→ Given records:
%%

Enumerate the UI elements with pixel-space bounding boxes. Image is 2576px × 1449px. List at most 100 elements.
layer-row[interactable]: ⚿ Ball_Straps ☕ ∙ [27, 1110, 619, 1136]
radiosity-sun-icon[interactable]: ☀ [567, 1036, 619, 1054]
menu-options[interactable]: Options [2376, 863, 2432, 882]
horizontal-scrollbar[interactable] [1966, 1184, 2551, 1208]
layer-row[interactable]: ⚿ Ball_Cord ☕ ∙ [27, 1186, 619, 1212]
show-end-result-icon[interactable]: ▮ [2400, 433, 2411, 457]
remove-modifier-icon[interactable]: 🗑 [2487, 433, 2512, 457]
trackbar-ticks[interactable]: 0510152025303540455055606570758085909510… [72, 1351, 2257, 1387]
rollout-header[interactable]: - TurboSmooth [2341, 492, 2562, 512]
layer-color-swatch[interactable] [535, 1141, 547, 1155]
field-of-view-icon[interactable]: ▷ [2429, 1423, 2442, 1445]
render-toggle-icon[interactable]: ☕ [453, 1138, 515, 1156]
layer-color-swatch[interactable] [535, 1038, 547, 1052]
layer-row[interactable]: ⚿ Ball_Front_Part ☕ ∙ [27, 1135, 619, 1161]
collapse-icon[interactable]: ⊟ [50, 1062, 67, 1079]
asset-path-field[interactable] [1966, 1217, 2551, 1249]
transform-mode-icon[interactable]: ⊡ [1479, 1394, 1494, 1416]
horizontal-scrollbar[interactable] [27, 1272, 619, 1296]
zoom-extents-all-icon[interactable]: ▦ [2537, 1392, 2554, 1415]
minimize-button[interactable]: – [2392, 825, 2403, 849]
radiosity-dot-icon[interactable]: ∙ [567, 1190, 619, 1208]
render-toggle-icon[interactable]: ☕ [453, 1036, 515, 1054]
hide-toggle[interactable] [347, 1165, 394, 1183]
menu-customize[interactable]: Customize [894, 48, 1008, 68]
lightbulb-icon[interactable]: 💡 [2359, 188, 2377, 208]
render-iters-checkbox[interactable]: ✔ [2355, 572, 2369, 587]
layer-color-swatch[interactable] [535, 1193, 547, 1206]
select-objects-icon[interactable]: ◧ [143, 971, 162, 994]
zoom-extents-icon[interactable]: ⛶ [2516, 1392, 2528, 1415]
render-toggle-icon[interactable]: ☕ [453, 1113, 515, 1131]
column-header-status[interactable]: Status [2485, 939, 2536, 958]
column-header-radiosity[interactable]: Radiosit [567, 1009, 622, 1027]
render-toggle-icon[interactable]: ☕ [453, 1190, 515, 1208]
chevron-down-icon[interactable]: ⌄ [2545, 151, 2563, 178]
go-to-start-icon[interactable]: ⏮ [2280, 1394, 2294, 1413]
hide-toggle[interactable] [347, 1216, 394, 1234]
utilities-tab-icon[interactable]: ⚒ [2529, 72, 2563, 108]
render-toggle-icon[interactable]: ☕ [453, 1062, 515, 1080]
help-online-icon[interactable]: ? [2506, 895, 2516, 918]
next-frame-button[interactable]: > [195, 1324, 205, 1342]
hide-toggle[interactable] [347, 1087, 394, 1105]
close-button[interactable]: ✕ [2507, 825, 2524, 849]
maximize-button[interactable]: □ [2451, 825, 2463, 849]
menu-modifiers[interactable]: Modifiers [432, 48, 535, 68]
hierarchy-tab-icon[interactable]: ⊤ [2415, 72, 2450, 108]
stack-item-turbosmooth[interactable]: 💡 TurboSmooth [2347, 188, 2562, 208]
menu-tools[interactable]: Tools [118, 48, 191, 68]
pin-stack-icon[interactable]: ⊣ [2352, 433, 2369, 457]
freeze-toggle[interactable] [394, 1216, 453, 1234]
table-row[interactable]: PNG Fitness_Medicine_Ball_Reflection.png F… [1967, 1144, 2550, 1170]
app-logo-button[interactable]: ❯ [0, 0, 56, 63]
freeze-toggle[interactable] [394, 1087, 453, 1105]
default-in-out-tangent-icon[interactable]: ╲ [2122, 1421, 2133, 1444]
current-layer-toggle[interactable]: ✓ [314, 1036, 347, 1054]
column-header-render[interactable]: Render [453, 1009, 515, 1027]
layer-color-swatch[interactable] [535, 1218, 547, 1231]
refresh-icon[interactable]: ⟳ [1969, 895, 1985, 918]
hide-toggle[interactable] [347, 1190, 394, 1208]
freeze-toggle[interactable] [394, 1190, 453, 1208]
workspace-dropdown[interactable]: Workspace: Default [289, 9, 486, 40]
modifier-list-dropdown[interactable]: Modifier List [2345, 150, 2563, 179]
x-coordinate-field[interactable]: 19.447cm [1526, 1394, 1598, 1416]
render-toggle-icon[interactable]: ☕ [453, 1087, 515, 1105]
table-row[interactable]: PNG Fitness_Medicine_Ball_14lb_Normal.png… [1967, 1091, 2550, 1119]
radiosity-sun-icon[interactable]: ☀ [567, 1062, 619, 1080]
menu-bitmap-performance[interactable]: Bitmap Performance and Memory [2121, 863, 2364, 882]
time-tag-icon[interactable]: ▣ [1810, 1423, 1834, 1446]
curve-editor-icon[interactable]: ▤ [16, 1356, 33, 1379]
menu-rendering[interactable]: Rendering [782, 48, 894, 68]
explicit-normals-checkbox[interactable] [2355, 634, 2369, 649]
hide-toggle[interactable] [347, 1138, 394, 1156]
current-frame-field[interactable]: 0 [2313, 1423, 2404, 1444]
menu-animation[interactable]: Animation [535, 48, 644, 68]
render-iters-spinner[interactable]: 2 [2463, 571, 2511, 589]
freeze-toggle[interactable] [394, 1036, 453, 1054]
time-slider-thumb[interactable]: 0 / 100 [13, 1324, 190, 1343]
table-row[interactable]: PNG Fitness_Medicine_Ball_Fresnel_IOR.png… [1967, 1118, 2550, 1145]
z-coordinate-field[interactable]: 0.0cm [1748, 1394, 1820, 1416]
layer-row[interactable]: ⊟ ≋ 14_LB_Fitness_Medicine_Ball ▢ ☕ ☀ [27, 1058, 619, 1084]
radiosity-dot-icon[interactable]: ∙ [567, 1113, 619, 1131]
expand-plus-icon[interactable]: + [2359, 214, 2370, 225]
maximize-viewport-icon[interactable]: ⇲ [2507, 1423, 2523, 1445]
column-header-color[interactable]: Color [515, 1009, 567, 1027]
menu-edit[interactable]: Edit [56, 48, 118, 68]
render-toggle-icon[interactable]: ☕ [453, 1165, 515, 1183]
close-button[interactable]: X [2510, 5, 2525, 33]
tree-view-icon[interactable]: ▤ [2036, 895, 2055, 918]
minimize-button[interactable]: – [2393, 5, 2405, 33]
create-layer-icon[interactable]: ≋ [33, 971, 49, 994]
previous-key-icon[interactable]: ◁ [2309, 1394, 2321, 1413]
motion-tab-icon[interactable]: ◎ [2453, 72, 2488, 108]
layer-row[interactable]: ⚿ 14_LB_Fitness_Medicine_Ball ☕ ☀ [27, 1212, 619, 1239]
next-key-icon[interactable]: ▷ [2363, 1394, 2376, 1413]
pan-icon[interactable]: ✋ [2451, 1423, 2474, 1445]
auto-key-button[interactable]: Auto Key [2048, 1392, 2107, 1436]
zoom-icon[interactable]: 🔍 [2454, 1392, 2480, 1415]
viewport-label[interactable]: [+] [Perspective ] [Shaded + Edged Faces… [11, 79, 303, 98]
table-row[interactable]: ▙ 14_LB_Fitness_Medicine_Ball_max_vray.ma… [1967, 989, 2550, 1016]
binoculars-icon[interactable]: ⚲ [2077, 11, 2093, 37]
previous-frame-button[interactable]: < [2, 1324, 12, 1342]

%%

Convert the lines of the entries above into a numbered list, leaving out any blank lines.

1. Enumerate the UI elements with pixel-space bounding boxes. Image is 2576px × 1449px. List at most 100 elements.
2. layer-row[interactable]: ⚿ Ball_Straps ☕ ∙ [27, 1110, 619, 1136]
3. radiosity-sun-icon[interactable]: ☀ [567, 1036, 619, 1054]
4. menu-options[interactable]: Options [2376, 863, 2432, 882]
5. horizontal-scrollbar[interactable] [1966, 1184, 2551, 1208]
6. layer-row[interactable]: ⚿ Ball_Cord ☕ ∙ [27, 1186, 619, 1212]
7. show-end-result-icon[interactable]: ▮ [2400, 433, 2411, 457]
8. remove-modifier-icon[interactable]: 🗑 [2487, 433, 2512, 457]
9. trackbar-ticks[interactable]: 0510152025303540455055606570758085909510… [72, 1351, 2257, 1387]
10. rollout-header[interactable]: - TurboSmooth [2341, 492, 2562, 512]
11. layer-color-swatch[interactable] [535, 1141, 547, 1155]
12. field-of-view-icon[interactable]: ▷ [2429, 1423, 2442, 1445]
13. render-toggle-icon[interactable]: ☕ [453, 1138, 515, 1156]
14. layer-color-swatch[interactable] [535, 1038, 547, 1052]
15. layer-row[interactable]: ⚿ Ball_Front_Part ☕ ∙ [27, 1135, 619, 1161]
16. collapse-icon[interactable]: ⊟ [50, 1062, 67, 1079]
17. asset-path-field[interactable] [1966, 1217, 2551, 1249]
18. transform-mode-icon[interactable]: ⊡ [1479, 1394, 1494, 1416]
19. horizontal-scrollbar[interactable] [27, 1272, 619, 1296]
20. zoom-extents-all-icon[interactable]: ▦ [2537, 1392, 2554, 1415]
21. minimize-button[interactable]: – [2392, 825, 2403, 849]
22. radiosity-dot-icon[interactable]: ∙ [567, 1190, 619, 1208]
23. render-toggle-icon[interactable]: ☕ [453, 1036, 515, 1054]
24. hide-toggle[interactable] [347, 1165, 394, 1183]
25. menu-customize[interactable]: Customize [894, 48, 1008, 68]
26. lightbulb-icon[interactable]: 💡 [2359, 188, 2377, 208]
27. render-iters-checkbox[interactable]: ✔ [2355, 572, 2369, 587]
28. layer-color-swatch[interactable] [535, 1193, 547, 1206]
29. select-objects-icon[interactable]: ◧ [143, 971, 162, 994]
30. zoom-extents-icon[interactable]: ⛶ [2516, 1392, 2528, 1415]
31. render-toggle-icon[interactable]: ☕ [453, 1113, 515, 1131]
32. column-header-status[interactable]: Status [2485, 939, 2536, 958]
33. column-header-radiosity[interactable]: Radiosit [567, 1009, 622, 1027]
34. render-toggle-icon[interactable]: ☕ [453, 1190, 515, 1208]
35. chevron-down-icon[interactable]: ⌄ [2545, 151, 2563, 178]
36. go-to-start-icon[interactable]: ⏮ [2280, 1394, 2294, 1413]
37. hide-toggle[interactable] [347, 1216, 394, 1234]
38. utilities-tab-icon[interactable]: ⚒ [2529, 72, 2563, 108]
39. render-toggle-icon[interactable]: ☕ [453, 1062, 515, 1080]
40. help-online-icon[interactable]: ? [2506, 895, 2516, 918]
41. next-frame-button[interactable]: > [195, 1324, 205, 1342]
42. hide-toggle[interactable] [347, 1087, 394, 1105]
43. close-button[interactable]: ✕ [2507, 825, 2524, 849]
44. maximize-button[interactable]: □ [2451, 825, 2463, 849]
45. menu-modifiers[interactable]: Modifiers [432, 48, 535, 68]
46. hierarchy-tab-icon[interactable]: ⊤ [2415, 72, 2450, 108]
47. stack-item-turbosmooth[interactable]: 💡 TurboSmooth [2347, 188, 2562, 208]
48. menu-tools[interactable]: Tools [118, 48, 191, 68]
49. pin-stack-icon[interactable]: ⊣ [2352, 433, 2369, 457]
50. freeze-toggle[interactable] [394, 1216, 453, 1234]
51. table-row[interactable]: PNG Fitness_Medicine_Ball_Reflection.png F… [1967, 1144, 2550, 1170]
52. app-logo-button[interactable]: ❯ [0, 0, 56, 63]
53. freeze-toggle[interactable] [394, 1087, 453, 1105]
54. default-in-out-tangent-icon[interactable]: ╲ [2122, 1421, 2133, 1444]
55. current-layer-toggle[interactable]: ✓ [314, 1036, 347, 1054]
56. column-header-render[interactable]: Render [453, 1009, 515, 1027]
57. layer-color-swatch[interactable] [535, 1218, 547, 1231]
58. refresh-icon[interactable]: ⟳ [1969, 895, 1985, 918]
59. hide-toggle[interactable] [347, 1190, 394, 1208]
60. freeze-toggle[interactable] [394, 1190, 453, 1208]
61. workspace-dropdown[interactable]: Workspace: Default [289, 9, 486, 40]
62. modifier-list-dropdown[interactable]: Modifier List [2345, 150, 2563, 179]
63. x-coordinate-field[interactable]: 19.447cm [1526, 1394, 1598, 1416]
64. render-toggle-icon[interactable]: ☕ [453, 1087, 515, 1105]
65. table-row[interactable]: PNG Fitness_Medicine_Ball_14lb_Normal.png… [1967, 1091, 2550, 1119]
66. radiosity-sun-icon[interactable]: ☀ [567, 1062, 619, 1080]
67. menu-bitmap-performance[interactable]: Bitmap Performance and Memory [2121, 863, 2364, 882]
68. time-tag-icon[interactable]: ▣ [1810, 1423, 1834, 1446]
69. curve-editor-icon[interactable]: ▤ [16, 1356, 33, 1379]
70. menu-rendering[interactable]: Rendering [782, 48, 894, 68]
71. explicit-normals-checkbox[interactable] [2355, 634, 2369, 649]
72. hide-toggle[interactable] [347, 1138, 394, 1156]
73. current-frame-field[interactable]: 0 [2313, 1423, 2404, 1444]
74. menu-animation[interactable]: Animation [535, 48, 644, 68]
75. render-iters-spinner[interactable]: 2 [2463, 571, 2511, 589]
76. freeze-toggle[interactable] [394, 1036, 453, 1054]
77. time-slider-thumb[interactable]: 0 / 100 [13, 1324, 190, 1343]
78. table-row[interactable]: PNG Fitness_Medicine_Ball_Fresnel_IOR.png… [1967, 1118, 2550, 1145]
79. z-coordinate-field[interactable]: 0.0cm [1748, 1394, 1820, 1416]
80. layer-row[interactable]: ⊟ ≋ 14_LB_Fitness_Medicine_Ball ▢ ☕ ☀ [27, 1058, 619, 1084]
81. radiosity-dot-icon[interactable]: ∙ [567, 1113, 619, 1131]
82. expand-plus-icon[interactable]: + [2359, 214, 2370, 225]
83. maximize-viewport-icon[interactable]: ⇲ [2507, 1423, 2523, 1445]
84. column-header-color[interactable]: Color [515, 1009, 567, 1027]
85. menu-edit[interactable]: Edit [56, 48, 118, 68]
86. render-toggle-icon[interactable]: ☕ [453, 1165, 515, 1183]
87. close-button[interactable]: X [2510, 5, 2525, 33]
88. tree-view-icon[interactable]: ▤ [2036, 895, 2055, 918]
89. minimize-button[interactable]: – [2393, 5, 2405, 33]
90. create-layer-icon[interactable]: ≋ [33, 971, 49, 994]
91. previous-key-icon[interactable]: ◁ [2309, 1394, 2321, 1413]
92. motion-tab-icon[interactable]: ◎ [2453, 72, 2488, 108]
93. layer-row[interactable]: ⚿ 14_LB_Fitness_Medicine_Ball ☕ ☀ [27, 1212, 619, 1239]
94. next-key-icon[interactable]: ▷ [2363, 1394, 2376, 1413]
95. pan-icon[interactable]: ✋ [2451, 1423, 2474, 1445]
96. auto-key-button[interactable]: Auto Key [2048, 1392, 2107, 1436]
97. zoom-icon[interactable]: 🔍 [2454, 1392, 2480, 1415]
98. viewport-label[interactable]: [+] [Perspective ] [Shaded + Edged Faces… [11, 79, 303, 98]
99. table-row[interactable]: ▙ 14_LB_Fitness_Medicine_Ball_max_vray.ma… [1967, 989, 2550, 1016]
100. binoculars-icon[interactable]: ⚲ [2077, 11, 2093, 37]
101. previous-frame-button[interactable]: < [2, 1324, 12, 1342]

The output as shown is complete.